**TASK STATEMENT**
Transcribe the entries that follow exactly as they appear, minus pictures.

**MATERIAL**

_____

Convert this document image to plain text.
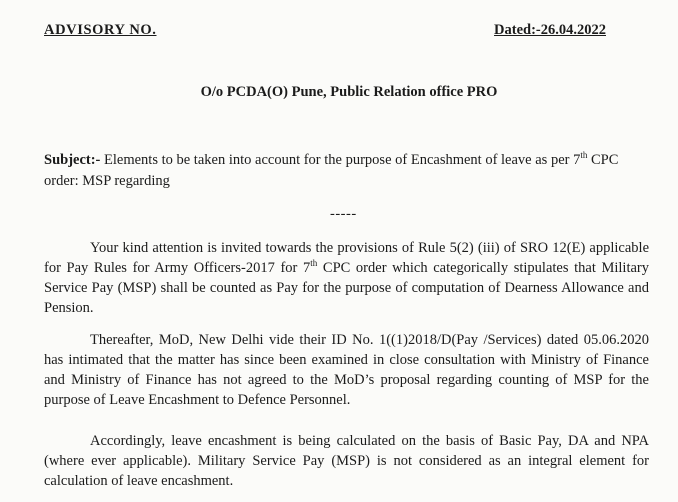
ADVISORY NO.	Dated:-26.04.2022
O/o PCDA(O) Pune, Public Relation office PRO
Subject:- Elements to be taken into account for the purpose of Encashment of leave as per 7th CPC order: MSP regarding
-----
Your kind attention is invited towards the provisions of Rule 5(2) (iii) of SRO 12(E) applicable for Pay Rules for Army Officers-2017 for 7th CPC order which categorically stipulates that Military Service Pay (MSP) shall be counted as Pay for the purpose of computation of Dearness Allowance and Pension.
Thereafter, MoD, New Delhi vide their ID No. 1((1)2018/D(Pay /Services) dated 05.06.2020 has intimated that the matter has since been examined in close consultation with Ministry of Finance and Ministry of Finance has not agreed to the MoD’s proposal regarding counting of MSP for the purpose of Leave Encashment to Defence Personnel.
Accordingly, leave encashment is being calculated on the basis of Basic Pay, DA and NPA (where ever applicable). Military Service Pay (MSP) is not considered as an integral element for calculation of leave encashment.
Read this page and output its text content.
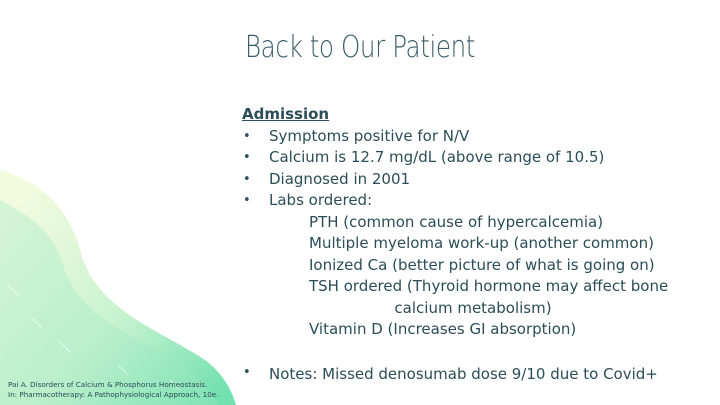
Back to Our Patient
Admission
• Symptoms positive for N/V
• Calcium is 12.7 mg/dL (above range of 10.5)
• Diagnosed in 2001
• Labs ordered:
PTH (common cause of hypercalcemia)
Multiple myeloma work-up (another common)
Ionized Ca (better picture of what is going on)
TSH ordered (Thyroid hormone may affect bone
calcium metabolism)
Vitamin D (Increases GI absorption)
• Notes: Missed denosumab dose 9/10 due to Covid+
Pai A. Disorders of Calcium & Phosphorus Homeostasis.
In: Pharmacotherapy: A Pathophysiological Approach, 10e.
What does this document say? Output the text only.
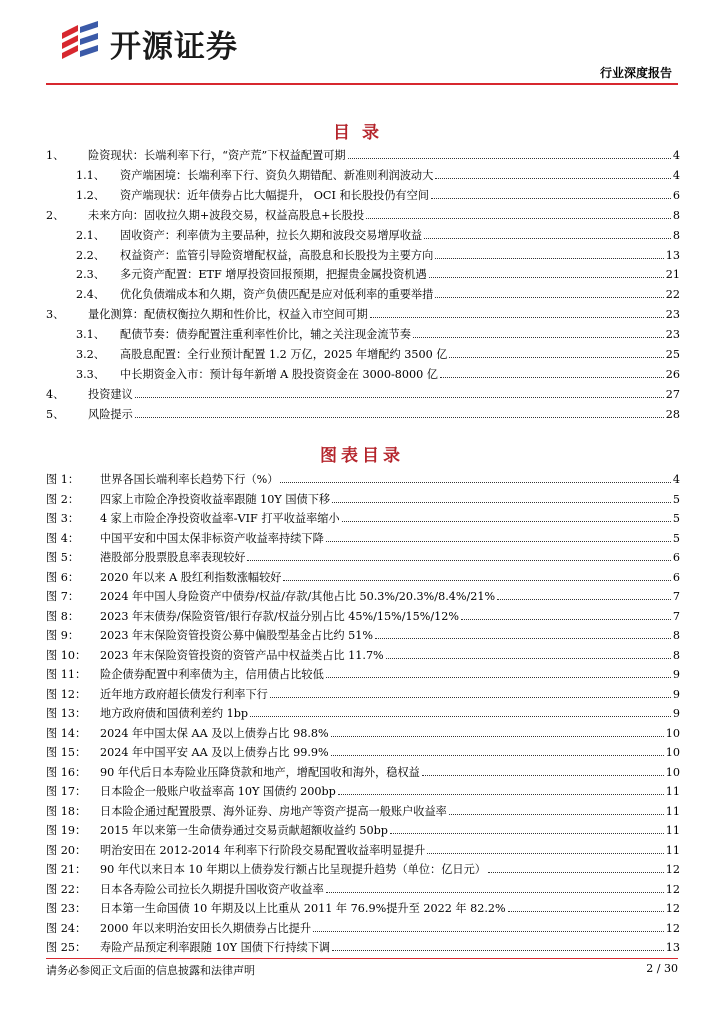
开源证券
行业深度报告
目录
1、	险资现状：长端利率下行，“资产荒”下权益配置可期	4
1.1、	资产端困境：长端利率下行、资负久期错配、新准则利润波动大	4
1.2、	资产端现状：近年债券占比大幅提升， OCI 和长股投仍有空间	6
2、	未来方向：固收拉久期+波段交易，权益高股息+长股投	8
2.1、	固收资产：利率债为主要品种，拉长久期和波段交易增厚收益	8
2.2、	权益资产：监管引导险资增配权益，高股息和长股投为主要方向	13
2.3、	多元资产配置：ETF 增厚投资回报预期，把握贵金属投资机遇	21
2.4、	优化负债端成本和久期，资产负债匹配是应对低利率的重要举措	22
3、	量化测算：配债权衡拉久期和性价比，权益入市空间可期	23
3.1、	配债节奏：债券配置注重利率性价比，辅之关注现金流节奏	23
3.2、	高股息配置：全行业预计配置 1.2 万亿，2025 年增配约 3500 亿	25
3.3、	中长期资金入市：预计每年新增 A 股投资资金在 3000-8000 亿	26
4、	投资建议	27
5、	风险提示	28
图表目录
图 1：	世界各国长端利率长趋势下行（%）	4
图 2：	四家上市险企净投资收益率跟随 10Y 国债下移	5
图 3：	4 家上市险企净投资收益率-VIF 打平收益率缩小	5
图 4：	中国平安和中国太保非标资产收益率持续下降	5
图 5：	港股部分股票股息率表现较好	6
图 6：	2020 年以来 A 股红利指数涨幅较好	6
图 7：	2024 年中国人身险资产中债券/权益/存款/其他占比 50.3%/20.3%/8.4%/21%	7
图 8：	2023 年末债券/保险资管/银行存款/权益分别占比 45%/15%/15%/12%	7
图 9：	2023 年末保险资管投资公募中偏股型基金占比约 51%	8
图 10：	2023 年末保险资管投资的资管产品中权益类占比 11.7%	8
图 11：	险企债券配置中利率债为主，信用债占比较低	9
图 12：	近年地方政府超长债发行利率下行	9
图 13：	地方政府债和国债利差约 1bp	9
图 14：	2024 年中国太保 AA 及以上债券占比 98.8%	10
图 15：	2024 年中国平安 AA 及以上债券占比 99.9%	10
图 16：	90 年代后日本寿险业压降贷款和地产，增配国收和海外，稳权益	10
图 17：	日本险企一般账户收益率高 10Y 国债约 200bp	11
图 18：	日本险企通过配置股票、海外证券、房地产等资产提高一般账户收益率	11
图 19：	2015 年以来第一生命债券通过交易贡献超额收益约 50bp	11
图 20：	明治安田在 2012-2014 年利率下行阶段交易配置收益率明显提升	11
图 21：	90 年代以来日本 10 年期以上债券发行额占比呈现提升趋势（单位：亿日元）	12
图 22：	日本各寿险公司拉长久期提升国收资产收益率	12
图 23：	日本第一生命国债 10 年期及以上比重从 2011 年 76.9%提升至 2022 年 82.2%	12
图 24：	2000 年以来明治安田长久期债券占比提升	12
图 25：	寿险产品预定利率跟随 10Y 国债下行持续下调	13
请务必参阅正文后面的信息披露和法律声明	2 / 30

_____

**RESULT FOR THIS EXERCISE**
Convert this document image to plain text.
ADVISORY NO.	Dated:-26.04.2022
O/o PCDA(O) Pune, Public Relation office PRO
Subject:- Elements to be taken into account for the purpose of Encashment of leave as per 7th CPC order: MSP regarding
-----
Your kind attention is invited towards the provisions of Rule 5(2) (iii) of SRO 12(E) applicable for Pay Rules for Army Officers-2017 for 7th CPC order which categorically stipulates that Military Service Pay (MSP) shall be counted as Pay for the purpose of computation of Dearness Allowance and Pension.
Thereafter, MoD, New Delhi vide their ID No. 1((1)2018/D(Pay /Services) dated 05.06.2020 has intimated that the matter has since been examined in close consultation with Ministry of Finance and Ministry of Finance has not agreed to the MoD’s proposal regarding counting of MSP for the purpose of Leave Encashment to Defence Personnel.
Accordingly, leave encashment is being calculated on the basis of Basic Pay, DA and NPA (where ever applicable). Military Service Pay (MSP) is not considered as an integral element for calculation of leave encashment.
Read this page and output its text content.
Back to Our Patient
Admission
• Symptoms positive for N/V
• Calcium is 12.7 mg/dL (above range of 10.5)
• Diagnosed in 2001
• Labs ordered:
PTH (common cause of hypercalcemia)
Multiple myeloma work-up (another common)
Ionized Ca (better picture of what is going on)
TSH ordered (Thyroid hormone may affect bone
calcium metabolism)
Vitamin D (Increases GI absorption)
• Notes: Missed denosumab dose 9/10 due to Covid+
Pai A. Disorders of Calcium & Phosphorus Homeostasis.
In: Pharmacotherapy: A Pathophysiological Approach, 10e.
What does this document say? Output the text only.
开源证券
行业深度报告
目录
1、	险资现状：长端利率下行，“资产荒”下权益配置可期	4
1.1、	资产端困境：长端利率下行、资负久期错配、新准则利润波动大	4
1.2、	资产端现状：近年债券占比大幅提升， OCI 和长股投仍有空间	6
2、	未来方向：固收拉久期+波段交易，权益高股息+长股投	8
2.1、	固收资产：利率债为主要品种，拉长久期和波段交易增厚收益	8
2.2、	权益资产：监管引导险资增配权益，高股息和长股投为主要方向	13
2.3、	多元资产配置：ETF 增厚投资回报预期，把握贵金属投资机遇	21
2.4、	优化负债端成本和久期，资产负债匹配是应对低利率的重要举措	22
3、	量化测算：配债权衡拉久期和性价比，权益入市空间可期	23
3.1、	配债节奏：债券配置注重利率性价比，辅之关注现金流节奏	23
3.2、	高股息配置：全行业预计配置 1.2 万亿，2025 年增配约 3500 亿	25
3.3、	中长期资金入市：预计每年新增 A 股投资资金在 3000-8000 亿	26
4、	投资建议	27
5、	风险提示	28
图表目录
图 1：	世界各国长端利率长趋势下行（%）	4
图 2：	四家上市险企净投资收益率跟随 10Y 国债下移	5
图 3：	4 家上市险企净投资收益率-VIF 打平收益率缩小	5
图 4：	中国平安和中国太保非标资产收益率持续下降	5
图 5：	港股部分股票股息率表现较好	6
图 6：	2020 年以来 A 股红利指数涨幅较好	6
图 7：	2024 年中国人身险资产中债券/权益/存款/其他占比 50.3%/20.3%/8.4%/21%	7
图 8：	2023 年末债券/保险资管/银行存款/权益分别占比 45%/15%/15%/12%	7
图 9：	2023 年末保险资管投资公募中偏股型基金占比约 51%	8
图 10：	2023 年末保险资管投资的资管产品中权益类占比 11.7%	8
图 11：	险企债券配置中利率债为主，信用债占比较低	9
图 12：	近年地方政府超长债发行利率下行	9
图 13：	地方政府债和国债利差约 1bp	9
图 14：	2024 年中国太保 AA 及以上债券占比 98.8%	10
图 15：	2024 年中国平安 AA 及以上债券占比 99.9%	10
图 16：	90 年代后日本寿险业压降贷款和地产，增配国收和海外，稳权益	10
图 17：	日本险企一般账户收益率高 10Y 国债约 200bp	11
图 18：	日本险企通过配置股票、海外证券、房地产等资产提高一般账户收益率	11
图 19：	2015 年以来第一生命债券通过交易贡献超额收益约 50bp	11
图 20：	明治安田在 2012-2014 年利率下行阶段交易配置收益率明显提升	11
图 21：	90 年代以来日本 10 年期以上债券发行额占比呈现提升趋势（单位：亿日元）	12
图 22：	日本各寿险公司拉长久期提升国收资产收益率	12
图 23：	日本第一生命国债 10 年期及以上比重从 2011 年 76.9%提升至 2022 年 82.2%	12
图 24：	2000 年以来明治安田长久期债券占比提升	12
图 25：	寿险产品预定利率跟随 10Y 国债下行持续下调	13
请务必参阅正文后面的信息披露和法律声明	2 / 30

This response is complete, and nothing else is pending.